* [ITEMS]:
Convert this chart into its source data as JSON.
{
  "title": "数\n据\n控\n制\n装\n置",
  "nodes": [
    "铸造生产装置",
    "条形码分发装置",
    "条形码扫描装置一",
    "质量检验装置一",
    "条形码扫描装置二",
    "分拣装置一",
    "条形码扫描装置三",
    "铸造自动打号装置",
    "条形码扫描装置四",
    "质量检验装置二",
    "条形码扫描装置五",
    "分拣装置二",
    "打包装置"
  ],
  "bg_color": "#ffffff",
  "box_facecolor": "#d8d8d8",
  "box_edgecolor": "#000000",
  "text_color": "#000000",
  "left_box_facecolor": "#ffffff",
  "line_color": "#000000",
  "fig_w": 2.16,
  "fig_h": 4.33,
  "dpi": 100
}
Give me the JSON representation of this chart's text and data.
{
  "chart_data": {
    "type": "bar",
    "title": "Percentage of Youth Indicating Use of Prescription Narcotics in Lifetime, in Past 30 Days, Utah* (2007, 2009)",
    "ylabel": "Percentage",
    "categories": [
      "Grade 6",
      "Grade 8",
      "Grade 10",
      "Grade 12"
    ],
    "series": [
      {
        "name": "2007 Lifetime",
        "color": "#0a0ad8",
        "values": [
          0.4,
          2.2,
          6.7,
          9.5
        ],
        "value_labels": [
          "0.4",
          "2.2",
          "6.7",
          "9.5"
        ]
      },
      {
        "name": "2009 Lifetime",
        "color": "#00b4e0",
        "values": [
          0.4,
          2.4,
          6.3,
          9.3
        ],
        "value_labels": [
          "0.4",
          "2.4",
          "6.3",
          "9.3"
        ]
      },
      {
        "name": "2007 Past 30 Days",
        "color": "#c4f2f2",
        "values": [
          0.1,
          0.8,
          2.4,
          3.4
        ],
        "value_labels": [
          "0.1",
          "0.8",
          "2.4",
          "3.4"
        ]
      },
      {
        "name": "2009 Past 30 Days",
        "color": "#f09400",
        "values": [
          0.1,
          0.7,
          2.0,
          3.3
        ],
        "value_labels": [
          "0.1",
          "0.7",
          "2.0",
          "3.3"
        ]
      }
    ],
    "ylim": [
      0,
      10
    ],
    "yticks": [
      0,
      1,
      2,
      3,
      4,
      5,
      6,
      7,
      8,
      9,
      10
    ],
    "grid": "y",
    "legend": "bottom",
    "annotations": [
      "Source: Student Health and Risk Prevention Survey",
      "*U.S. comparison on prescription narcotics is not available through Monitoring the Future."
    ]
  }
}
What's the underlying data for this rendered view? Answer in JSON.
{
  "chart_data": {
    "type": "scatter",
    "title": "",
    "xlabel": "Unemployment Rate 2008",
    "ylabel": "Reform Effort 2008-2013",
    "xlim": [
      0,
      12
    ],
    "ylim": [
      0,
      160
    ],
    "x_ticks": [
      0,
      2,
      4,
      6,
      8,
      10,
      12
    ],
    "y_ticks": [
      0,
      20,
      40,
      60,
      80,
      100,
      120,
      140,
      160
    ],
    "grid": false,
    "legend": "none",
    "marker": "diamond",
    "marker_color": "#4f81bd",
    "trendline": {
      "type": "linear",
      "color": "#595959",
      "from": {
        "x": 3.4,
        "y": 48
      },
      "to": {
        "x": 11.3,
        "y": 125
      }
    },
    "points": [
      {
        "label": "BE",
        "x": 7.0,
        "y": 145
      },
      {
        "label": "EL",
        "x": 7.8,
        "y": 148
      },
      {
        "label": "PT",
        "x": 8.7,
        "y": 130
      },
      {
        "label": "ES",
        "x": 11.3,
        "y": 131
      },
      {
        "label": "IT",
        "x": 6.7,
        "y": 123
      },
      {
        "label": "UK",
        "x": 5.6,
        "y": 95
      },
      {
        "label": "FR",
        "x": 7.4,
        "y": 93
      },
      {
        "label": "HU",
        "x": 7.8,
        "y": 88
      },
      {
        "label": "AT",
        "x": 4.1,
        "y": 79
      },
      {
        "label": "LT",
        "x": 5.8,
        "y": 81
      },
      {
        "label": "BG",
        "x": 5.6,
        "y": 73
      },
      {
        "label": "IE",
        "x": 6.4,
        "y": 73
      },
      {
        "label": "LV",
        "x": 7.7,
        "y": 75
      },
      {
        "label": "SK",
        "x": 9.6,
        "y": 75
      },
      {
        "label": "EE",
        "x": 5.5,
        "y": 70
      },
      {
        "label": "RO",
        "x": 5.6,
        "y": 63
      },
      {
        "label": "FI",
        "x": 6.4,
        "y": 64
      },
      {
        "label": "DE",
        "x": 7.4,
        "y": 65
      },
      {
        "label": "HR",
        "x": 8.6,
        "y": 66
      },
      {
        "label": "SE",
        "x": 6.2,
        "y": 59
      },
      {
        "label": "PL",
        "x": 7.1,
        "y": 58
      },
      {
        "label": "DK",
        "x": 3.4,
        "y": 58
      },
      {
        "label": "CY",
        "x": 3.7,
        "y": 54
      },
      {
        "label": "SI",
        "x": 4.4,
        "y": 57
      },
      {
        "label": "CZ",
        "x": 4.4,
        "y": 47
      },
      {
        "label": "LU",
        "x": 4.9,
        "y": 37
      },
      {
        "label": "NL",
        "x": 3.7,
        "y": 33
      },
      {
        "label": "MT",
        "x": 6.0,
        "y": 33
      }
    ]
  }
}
---
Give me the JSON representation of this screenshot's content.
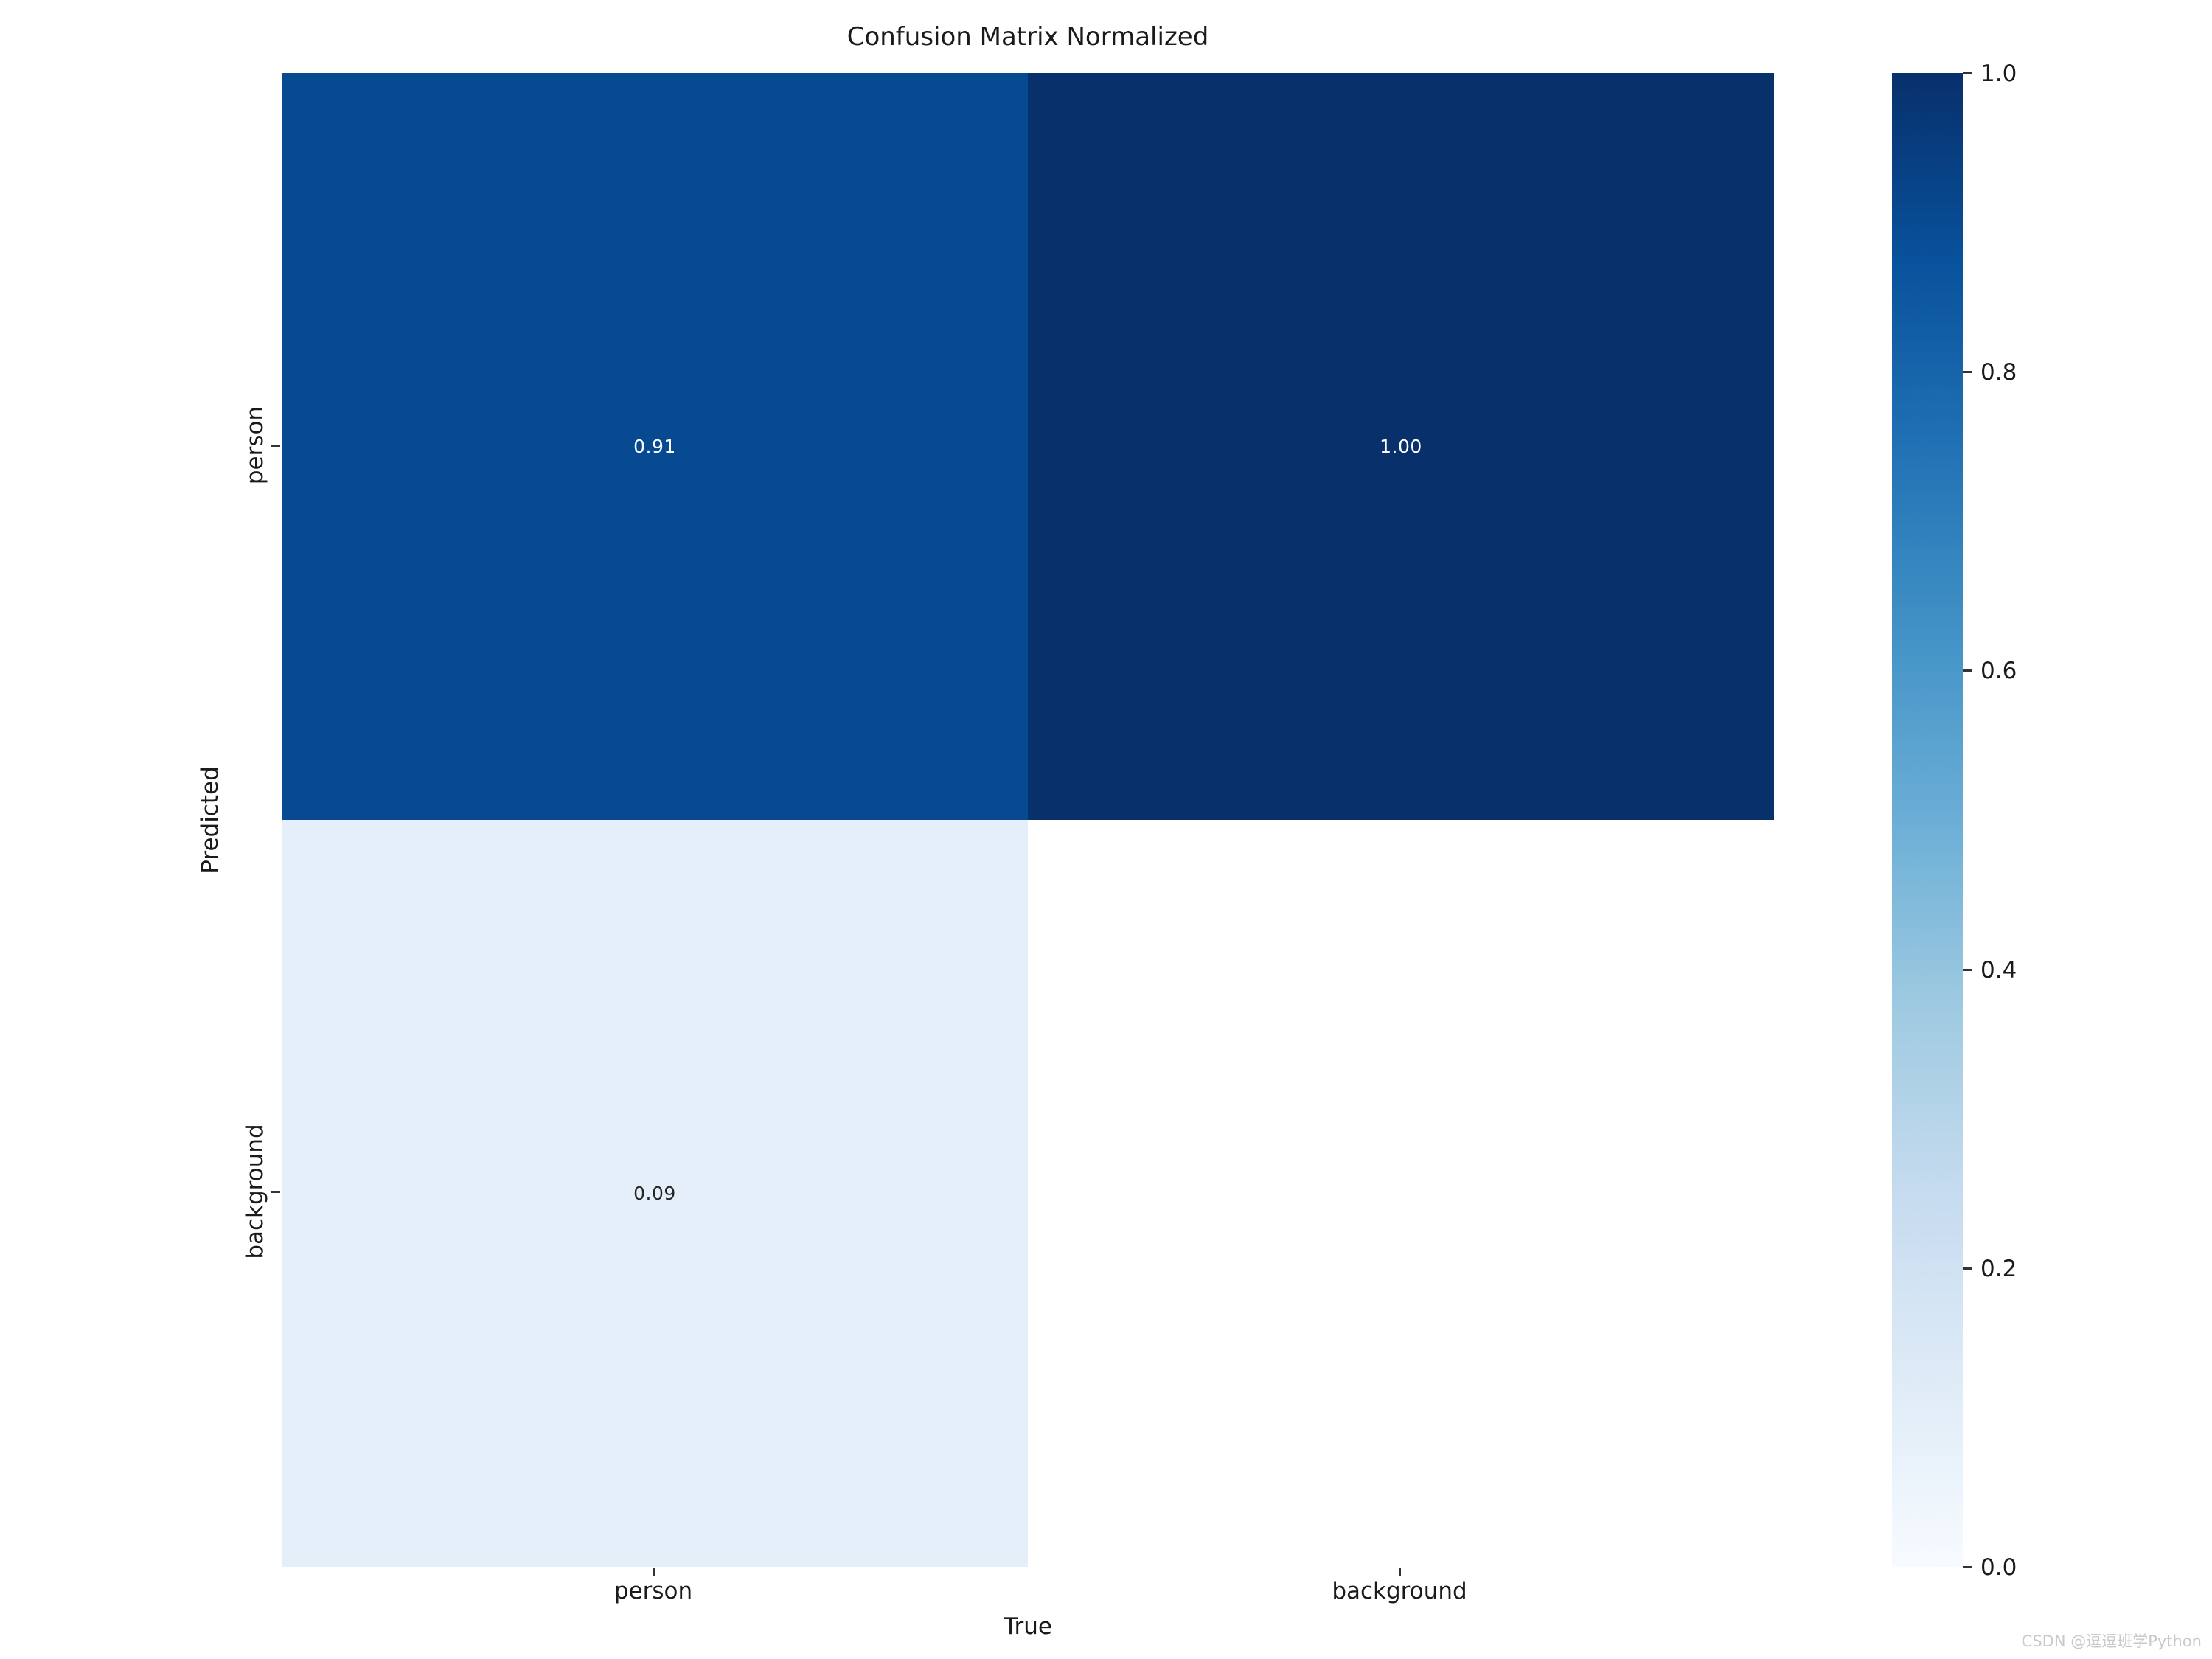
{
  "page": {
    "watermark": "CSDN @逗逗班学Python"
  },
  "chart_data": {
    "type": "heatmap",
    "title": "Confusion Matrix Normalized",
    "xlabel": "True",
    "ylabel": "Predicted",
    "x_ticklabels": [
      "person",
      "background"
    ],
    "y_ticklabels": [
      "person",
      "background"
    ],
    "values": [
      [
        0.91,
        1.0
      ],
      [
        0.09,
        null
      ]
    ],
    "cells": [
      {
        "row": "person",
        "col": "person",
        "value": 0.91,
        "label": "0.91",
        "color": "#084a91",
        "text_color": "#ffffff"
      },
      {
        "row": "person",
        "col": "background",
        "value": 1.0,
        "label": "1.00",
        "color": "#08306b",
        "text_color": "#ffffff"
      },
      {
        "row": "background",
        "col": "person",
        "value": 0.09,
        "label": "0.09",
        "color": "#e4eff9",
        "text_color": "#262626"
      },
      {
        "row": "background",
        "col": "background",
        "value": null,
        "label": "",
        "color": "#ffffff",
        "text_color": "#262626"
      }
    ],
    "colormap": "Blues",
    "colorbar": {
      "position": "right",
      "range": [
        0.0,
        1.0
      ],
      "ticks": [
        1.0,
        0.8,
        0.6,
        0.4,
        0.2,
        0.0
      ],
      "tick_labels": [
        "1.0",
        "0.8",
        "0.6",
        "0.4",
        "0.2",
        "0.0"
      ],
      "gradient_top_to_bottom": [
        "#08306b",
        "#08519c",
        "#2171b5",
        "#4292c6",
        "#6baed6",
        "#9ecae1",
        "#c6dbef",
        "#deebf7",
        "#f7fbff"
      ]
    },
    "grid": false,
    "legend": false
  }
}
---
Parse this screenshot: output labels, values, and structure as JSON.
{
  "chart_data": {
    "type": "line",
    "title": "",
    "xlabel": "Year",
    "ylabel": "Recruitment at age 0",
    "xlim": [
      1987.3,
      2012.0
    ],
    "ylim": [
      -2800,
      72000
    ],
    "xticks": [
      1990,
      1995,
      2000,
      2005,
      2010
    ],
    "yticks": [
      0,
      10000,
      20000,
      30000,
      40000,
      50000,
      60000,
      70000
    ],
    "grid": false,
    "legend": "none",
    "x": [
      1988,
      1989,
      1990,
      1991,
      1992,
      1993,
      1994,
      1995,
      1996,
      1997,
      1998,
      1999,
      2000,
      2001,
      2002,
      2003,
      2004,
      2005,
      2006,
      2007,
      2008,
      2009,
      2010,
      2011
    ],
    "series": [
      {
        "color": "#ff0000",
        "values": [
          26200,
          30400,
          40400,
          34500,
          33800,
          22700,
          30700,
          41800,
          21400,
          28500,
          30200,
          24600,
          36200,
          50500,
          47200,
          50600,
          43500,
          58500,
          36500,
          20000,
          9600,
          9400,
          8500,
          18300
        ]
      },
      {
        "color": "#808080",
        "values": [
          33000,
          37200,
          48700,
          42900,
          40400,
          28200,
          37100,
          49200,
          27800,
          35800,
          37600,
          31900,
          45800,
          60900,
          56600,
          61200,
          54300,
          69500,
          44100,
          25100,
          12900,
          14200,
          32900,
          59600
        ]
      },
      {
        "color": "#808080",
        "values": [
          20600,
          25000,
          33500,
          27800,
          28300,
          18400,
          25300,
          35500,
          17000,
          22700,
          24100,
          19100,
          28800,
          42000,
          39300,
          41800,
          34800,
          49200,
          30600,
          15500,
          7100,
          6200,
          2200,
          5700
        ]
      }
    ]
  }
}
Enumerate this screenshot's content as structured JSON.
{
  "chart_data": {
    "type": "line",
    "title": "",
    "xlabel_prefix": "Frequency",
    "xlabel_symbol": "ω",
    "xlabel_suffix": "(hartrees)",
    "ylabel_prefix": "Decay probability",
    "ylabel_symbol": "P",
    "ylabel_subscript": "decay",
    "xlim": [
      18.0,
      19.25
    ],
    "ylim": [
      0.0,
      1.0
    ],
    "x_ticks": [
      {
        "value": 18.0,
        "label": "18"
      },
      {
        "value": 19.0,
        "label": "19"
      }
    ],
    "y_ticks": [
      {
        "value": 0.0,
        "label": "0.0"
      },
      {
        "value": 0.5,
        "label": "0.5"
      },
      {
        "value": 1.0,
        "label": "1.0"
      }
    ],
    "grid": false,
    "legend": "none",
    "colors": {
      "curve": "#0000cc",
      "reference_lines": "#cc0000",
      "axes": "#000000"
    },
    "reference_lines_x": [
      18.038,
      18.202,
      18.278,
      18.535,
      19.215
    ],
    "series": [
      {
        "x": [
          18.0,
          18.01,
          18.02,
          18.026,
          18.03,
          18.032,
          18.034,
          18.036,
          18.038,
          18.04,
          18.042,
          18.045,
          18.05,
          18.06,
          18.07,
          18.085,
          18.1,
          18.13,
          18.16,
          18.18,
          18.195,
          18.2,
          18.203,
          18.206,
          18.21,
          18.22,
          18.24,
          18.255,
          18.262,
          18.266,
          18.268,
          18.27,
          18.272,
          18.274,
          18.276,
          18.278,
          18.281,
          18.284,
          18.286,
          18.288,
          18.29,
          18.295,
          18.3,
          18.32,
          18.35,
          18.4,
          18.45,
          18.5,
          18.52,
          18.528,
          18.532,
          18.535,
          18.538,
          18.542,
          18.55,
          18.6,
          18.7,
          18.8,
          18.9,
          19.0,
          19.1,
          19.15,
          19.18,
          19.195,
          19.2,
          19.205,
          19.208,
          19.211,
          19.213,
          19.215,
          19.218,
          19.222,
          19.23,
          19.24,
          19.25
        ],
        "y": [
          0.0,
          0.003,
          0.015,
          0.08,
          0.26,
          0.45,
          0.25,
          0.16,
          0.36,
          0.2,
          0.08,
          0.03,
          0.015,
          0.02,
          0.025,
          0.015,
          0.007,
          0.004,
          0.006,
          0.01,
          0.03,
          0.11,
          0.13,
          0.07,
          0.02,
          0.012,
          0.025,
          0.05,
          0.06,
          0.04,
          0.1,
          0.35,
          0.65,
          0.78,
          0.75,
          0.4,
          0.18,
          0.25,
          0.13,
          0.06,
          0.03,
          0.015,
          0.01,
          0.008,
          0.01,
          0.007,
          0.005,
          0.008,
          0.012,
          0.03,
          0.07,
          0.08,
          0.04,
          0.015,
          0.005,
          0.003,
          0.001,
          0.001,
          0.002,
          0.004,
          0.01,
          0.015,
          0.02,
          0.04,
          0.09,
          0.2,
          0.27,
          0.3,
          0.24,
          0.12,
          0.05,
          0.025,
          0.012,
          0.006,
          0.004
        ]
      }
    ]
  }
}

* [GIVEN EXERCISE]: Find the word "JSON" in the entries, and copy every line it shows up in.

* [RESULT]:
Convert this chart into its source data as JSON.
Give me the JSON representation of this chart's text and data.
What's the underlying data for this rendered view? Answer in JSON.
Give me the JSON representation of this screenshot's content.
Parse this screenshot: output labels, values, and structure as JSON.
Enumerate this screenshot's content as structured JSON.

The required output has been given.